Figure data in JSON
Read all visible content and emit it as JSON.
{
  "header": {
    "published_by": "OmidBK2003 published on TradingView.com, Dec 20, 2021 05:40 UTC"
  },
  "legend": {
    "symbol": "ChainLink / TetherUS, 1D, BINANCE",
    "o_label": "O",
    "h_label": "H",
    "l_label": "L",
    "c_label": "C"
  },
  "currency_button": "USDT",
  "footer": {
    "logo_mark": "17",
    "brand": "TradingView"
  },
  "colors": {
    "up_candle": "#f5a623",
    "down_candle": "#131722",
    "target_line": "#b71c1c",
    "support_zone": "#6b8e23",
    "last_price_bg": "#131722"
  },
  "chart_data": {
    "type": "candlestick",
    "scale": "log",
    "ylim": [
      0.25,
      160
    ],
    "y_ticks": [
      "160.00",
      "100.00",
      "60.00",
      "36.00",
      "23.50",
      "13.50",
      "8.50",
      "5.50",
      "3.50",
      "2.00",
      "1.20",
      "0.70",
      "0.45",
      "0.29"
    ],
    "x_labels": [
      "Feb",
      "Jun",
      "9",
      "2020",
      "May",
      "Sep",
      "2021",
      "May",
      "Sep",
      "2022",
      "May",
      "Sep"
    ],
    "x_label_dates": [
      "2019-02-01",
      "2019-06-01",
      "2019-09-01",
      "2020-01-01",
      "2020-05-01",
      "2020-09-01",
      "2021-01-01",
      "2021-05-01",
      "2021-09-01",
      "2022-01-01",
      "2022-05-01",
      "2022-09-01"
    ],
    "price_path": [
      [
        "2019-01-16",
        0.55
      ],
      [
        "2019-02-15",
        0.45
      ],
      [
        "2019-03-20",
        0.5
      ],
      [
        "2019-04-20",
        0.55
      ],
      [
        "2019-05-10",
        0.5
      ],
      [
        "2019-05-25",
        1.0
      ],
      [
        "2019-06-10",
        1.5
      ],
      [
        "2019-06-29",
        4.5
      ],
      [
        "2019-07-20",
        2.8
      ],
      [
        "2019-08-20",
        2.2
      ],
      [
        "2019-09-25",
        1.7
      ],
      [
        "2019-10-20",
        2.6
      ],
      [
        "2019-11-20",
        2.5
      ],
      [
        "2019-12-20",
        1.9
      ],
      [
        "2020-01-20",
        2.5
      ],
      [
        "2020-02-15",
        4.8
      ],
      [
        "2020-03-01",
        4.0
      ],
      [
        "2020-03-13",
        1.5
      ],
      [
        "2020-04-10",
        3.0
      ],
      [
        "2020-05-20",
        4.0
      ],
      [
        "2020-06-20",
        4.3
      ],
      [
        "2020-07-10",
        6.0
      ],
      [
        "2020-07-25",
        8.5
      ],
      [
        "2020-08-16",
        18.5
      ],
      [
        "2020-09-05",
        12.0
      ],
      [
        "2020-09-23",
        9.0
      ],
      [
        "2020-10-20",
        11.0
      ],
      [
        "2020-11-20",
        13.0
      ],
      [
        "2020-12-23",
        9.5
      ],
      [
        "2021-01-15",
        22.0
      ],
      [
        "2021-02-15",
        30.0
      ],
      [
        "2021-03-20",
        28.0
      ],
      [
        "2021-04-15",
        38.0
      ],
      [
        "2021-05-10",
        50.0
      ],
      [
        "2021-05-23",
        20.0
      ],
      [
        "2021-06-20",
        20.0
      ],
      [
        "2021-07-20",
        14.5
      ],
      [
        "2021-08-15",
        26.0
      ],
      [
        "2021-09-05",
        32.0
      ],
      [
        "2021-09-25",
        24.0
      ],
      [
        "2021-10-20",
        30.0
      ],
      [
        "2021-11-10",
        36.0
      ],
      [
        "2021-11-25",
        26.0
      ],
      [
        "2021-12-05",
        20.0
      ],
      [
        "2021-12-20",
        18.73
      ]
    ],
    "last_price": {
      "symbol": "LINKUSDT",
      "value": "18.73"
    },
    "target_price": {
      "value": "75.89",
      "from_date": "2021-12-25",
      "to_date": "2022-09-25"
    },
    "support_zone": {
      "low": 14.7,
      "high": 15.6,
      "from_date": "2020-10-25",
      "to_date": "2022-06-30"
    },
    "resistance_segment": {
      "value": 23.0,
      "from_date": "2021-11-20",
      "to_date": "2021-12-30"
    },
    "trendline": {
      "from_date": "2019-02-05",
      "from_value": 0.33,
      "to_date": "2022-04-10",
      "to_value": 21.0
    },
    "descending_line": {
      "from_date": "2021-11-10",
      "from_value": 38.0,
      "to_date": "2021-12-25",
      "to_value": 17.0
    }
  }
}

*Set task*.
State how many lines of the material contain the string "TradingView", with no other words.

*Correct response*.
2